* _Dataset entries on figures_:
◆ ◆ ◆ ◆ ◆ ◆ ◆
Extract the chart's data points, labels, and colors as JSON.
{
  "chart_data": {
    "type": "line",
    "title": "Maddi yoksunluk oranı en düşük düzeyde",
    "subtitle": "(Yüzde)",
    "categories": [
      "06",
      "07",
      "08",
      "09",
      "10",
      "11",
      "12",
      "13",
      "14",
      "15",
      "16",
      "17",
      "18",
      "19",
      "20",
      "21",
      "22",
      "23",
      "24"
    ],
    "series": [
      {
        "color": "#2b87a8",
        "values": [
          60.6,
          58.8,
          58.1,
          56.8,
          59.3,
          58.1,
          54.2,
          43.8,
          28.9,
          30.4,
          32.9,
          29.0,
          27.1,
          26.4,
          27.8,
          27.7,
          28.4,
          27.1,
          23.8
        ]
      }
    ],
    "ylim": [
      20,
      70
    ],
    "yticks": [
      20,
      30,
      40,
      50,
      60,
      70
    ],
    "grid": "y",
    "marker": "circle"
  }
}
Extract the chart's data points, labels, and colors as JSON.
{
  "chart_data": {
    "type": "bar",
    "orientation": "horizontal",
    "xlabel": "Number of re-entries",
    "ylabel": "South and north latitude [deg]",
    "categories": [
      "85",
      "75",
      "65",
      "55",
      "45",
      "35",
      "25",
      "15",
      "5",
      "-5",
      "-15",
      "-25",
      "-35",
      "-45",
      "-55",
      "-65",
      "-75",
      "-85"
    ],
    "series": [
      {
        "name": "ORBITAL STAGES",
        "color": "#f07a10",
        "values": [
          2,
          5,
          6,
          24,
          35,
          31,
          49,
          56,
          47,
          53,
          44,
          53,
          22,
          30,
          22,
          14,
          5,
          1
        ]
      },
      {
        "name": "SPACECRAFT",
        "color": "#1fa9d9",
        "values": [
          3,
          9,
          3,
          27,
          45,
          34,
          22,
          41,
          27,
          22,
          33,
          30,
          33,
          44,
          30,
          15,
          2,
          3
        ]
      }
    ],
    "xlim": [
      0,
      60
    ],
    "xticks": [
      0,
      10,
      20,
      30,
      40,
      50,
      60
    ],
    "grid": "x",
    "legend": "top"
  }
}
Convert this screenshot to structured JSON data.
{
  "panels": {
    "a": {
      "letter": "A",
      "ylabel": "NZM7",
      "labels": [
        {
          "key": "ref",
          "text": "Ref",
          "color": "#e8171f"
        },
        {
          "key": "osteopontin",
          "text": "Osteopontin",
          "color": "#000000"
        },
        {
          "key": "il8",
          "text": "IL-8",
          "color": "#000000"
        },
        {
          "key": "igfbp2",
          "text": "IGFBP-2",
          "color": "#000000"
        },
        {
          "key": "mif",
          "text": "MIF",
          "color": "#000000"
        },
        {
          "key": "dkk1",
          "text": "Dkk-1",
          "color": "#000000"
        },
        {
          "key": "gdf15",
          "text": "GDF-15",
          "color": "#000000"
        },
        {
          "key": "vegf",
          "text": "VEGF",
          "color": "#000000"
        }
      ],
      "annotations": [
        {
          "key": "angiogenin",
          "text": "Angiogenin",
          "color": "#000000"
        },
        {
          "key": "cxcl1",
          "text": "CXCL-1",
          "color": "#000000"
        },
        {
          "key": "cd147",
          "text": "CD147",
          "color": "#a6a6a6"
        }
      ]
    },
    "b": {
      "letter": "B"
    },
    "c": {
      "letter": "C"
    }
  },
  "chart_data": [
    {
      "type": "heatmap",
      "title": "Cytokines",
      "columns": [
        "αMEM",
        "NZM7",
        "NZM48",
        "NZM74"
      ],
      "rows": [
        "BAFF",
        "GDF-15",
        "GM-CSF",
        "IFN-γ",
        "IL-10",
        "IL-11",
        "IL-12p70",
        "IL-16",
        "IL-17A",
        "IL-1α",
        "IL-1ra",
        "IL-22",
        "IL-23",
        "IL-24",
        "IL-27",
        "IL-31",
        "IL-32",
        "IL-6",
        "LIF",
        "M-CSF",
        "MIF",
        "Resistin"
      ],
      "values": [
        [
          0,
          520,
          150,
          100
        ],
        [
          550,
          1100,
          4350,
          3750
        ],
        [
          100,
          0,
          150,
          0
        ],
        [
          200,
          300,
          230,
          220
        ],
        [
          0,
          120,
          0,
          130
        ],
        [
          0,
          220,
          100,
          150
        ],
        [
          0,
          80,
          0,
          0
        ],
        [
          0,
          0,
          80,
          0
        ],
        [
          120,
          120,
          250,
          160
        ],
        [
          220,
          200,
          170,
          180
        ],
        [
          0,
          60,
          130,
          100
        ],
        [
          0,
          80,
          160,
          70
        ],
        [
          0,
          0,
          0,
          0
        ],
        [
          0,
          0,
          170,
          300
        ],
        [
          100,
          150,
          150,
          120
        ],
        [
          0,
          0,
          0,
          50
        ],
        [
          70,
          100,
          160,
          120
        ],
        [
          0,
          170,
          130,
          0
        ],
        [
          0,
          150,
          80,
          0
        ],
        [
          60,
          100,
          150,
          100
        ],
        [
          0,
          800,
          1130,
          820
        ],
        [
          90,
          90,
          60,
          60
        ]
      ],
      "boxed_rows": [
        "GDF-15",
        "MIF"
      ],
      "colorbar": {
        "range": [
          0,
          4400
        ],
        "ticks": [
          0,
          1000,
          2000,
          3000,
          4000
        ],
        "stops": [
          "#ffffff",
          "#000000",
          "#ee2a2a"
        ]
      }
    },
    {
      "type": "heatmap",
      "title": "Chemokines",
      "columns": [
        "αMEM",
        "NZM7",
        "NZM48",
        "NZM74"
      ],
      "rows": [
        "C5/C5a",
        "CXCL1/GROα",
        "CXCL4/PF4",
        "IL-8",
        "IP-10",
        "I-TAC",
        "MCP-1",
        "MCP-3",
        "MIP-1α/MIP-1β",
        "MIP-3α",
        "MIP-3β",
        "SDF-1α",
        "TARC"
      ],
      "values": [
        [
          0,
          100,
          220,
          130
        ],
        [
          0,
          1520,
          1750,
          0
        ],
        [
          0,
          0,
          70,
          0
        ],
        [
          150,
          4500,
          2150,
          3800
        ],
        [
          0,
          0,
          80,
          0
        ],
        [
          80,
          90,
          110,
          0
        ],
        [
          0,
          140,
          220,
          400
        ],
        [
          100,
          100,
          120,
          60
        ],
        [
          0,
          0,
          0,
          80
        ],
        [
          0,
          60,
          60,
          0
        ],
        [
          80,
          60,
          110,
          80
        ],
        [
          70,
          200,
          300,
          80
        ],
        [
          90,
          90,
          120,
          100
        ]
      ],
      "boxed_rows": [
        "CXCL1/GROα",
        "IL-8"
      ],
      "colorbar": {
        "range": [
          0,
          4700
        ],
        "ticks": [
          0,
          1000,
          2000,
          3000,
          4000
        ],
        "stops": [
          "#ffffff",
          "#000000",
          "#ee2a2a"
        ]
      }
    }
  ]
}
◆ ◆ ◆ ◆ ◆ ◆ ◆
* _Exercise objective_: Report how many lines in the records hold the word "type", giving the number and nothing else.

* _Written solution_: 4